Directions: Return every entry exactly as it is written in the listing.
######
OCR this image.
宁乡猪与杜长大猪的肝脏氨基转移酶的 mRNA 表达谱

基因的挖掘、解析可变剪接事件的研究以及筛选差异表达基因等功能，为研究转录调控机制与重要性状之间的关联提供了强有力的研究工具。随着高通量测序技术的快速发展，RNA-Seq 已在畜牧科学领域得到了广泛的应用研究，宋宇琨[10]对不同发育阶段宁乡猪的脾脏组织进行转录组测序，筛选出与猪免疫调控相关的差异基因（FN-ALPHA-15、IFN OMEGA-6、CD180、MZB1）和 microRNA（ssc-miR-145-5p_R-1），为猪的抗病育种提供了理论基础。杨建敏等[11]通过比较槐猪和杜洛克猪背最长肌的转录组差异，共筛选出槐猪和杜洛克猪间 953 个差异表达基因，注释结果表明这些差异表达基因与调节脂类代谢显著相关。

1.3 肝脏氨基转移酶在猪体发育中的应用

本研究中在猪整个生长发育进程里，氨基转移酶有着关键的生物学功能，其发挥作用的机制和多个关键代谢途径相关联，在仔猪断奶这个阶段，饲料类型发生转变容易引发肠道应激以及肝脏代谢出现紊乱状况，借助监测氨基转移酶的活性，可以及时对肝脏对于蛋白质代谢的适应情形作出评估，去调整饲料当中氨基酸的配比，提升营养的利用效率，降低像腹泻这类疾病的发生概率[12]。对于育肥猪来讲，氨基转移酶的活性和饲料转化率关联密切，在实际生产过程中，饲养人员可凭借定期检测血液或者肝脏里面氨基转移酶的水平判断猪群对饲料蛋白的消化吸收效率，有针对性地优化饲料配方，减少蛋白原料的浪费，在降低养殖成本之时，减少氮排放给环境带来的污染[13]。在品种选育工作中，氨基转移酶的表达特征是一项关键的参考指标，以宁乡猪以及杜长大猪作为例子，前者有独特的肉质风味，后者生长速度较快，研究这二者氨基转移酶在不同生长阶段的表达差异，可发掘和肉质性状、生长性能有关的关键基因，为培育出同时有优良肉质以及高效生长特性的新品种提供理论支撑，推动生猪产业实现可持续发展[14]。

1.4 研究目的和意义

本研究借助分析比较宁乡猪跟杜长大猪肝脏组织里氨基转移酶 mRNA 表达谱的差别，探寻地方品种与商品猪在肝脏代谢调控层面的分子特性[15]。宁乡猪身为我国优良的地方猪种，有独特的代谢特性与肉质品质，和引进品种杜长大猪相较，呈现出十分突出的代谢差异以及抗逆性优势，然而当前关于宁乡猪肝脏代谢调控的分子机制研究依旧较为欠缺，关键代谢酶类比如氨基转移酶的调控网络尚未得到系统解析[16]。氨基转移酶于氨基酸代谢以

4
######
Final answer:
OCR this image.
宁乡猪与杜长大猪的肝脏氨基转移酶的 mRNA 表达谱

基因的挖掘、解析可变剪接事件的研究以及筛选差异表达基因等功能，为研究转录调控机制与重要性状之间的关联提供了强有力的研究工具。随着高通量测序技术的快速发展，RNA-Seq 已在畜牧科学领域得到了广泛的应用研究，宋宇琨[10]对不同发育阶段宁乡猪的脾脏组织进行转录组测序，筛选出与猪免疫调控相关的差异基因（FN-ALPHA-15、IFN OMEGA-6、CD180、MZB1）和 microRNA（ssc-miR-145-5p_R-1），为猪的抗病育种提供了理论基础。杨建敏等[11]通过比较槐猪和杜洛克猪背最长肌的转录组差异，共筛选出槐猪和杜洛克猪间 953 个差异表达基因，注释结果表明这些差异表达基因与调节脂类代谢显著相关。

1.3 肝脏氨基转移酶在猪体发育中的应用

本研究中在猪整个生长发育进程里，氨基转移酶有着关键的生物学功能，其发挥作用的机制和多个关键代谢途径相关联，在仔猪断奶这个阶段，饲料类型发生转变容易引发肠道应激以及肝脏代谢出现紊乱状况，借助监测氨基转移酶的活性，可以及时对肝脏对于蛋白质代谢的适应情形作出评估，去调整饲料当中氨基酸的配比，提升营养的利用效率，降低像腹泻这类疾病的发生概率[12]。对于育肥猪来讲，氨基转移酶的活性和饲料转化率关联密切，在实际生产过程中，饲养人员可凭借定期检测血液或者肝脏里面氨基转移酶的水平判断猪群对饲料蛋白的消化吸收效率，有针对性地优化饲料配方，减少蛋白原料的浪费，在降低养殖成本之时，减少氮排放给环境带来的污染[13]。在品种选育工作中，氨基转移酶的表达特征是一项关键的参考指标，以宁乡猪以及杜长大猪作为例子，前者有独特的肉质风味，后者生长速度较快，研究这二者氨基转移酶在不同生长阶段的表达差异，可发掘和肉质性状、生长性能有关的关键基因，为培育出同时有优良肉质以及高效生长特性的新品种提供理论支撑，推动生猪产业实现可持续发展[14]。

1.4 研究目的和意义

本研究借助分析比较宁乡猪跟杜长大猪肝脏组织里氨基转移酶 mRNA 表达谱的差别，探寻地方品种与商品猪在肝脏代谢调控层面的分子特性[15]。宁乡猪身为我国优良的地方猪种，有独特的代谢特性与肉质品质，和引进品种杜长大猪相较，呈现出十分突出的代谢差异以及抗逆性优势，然而当前关于宁乡猪肝脏代谢调控的分子机制研究依旧较为欠缺，关键代谢酶类比如氨基转移酶的调控网络尚未得到系统解析[16]。氨基转移酶于氨基酸代谢以

4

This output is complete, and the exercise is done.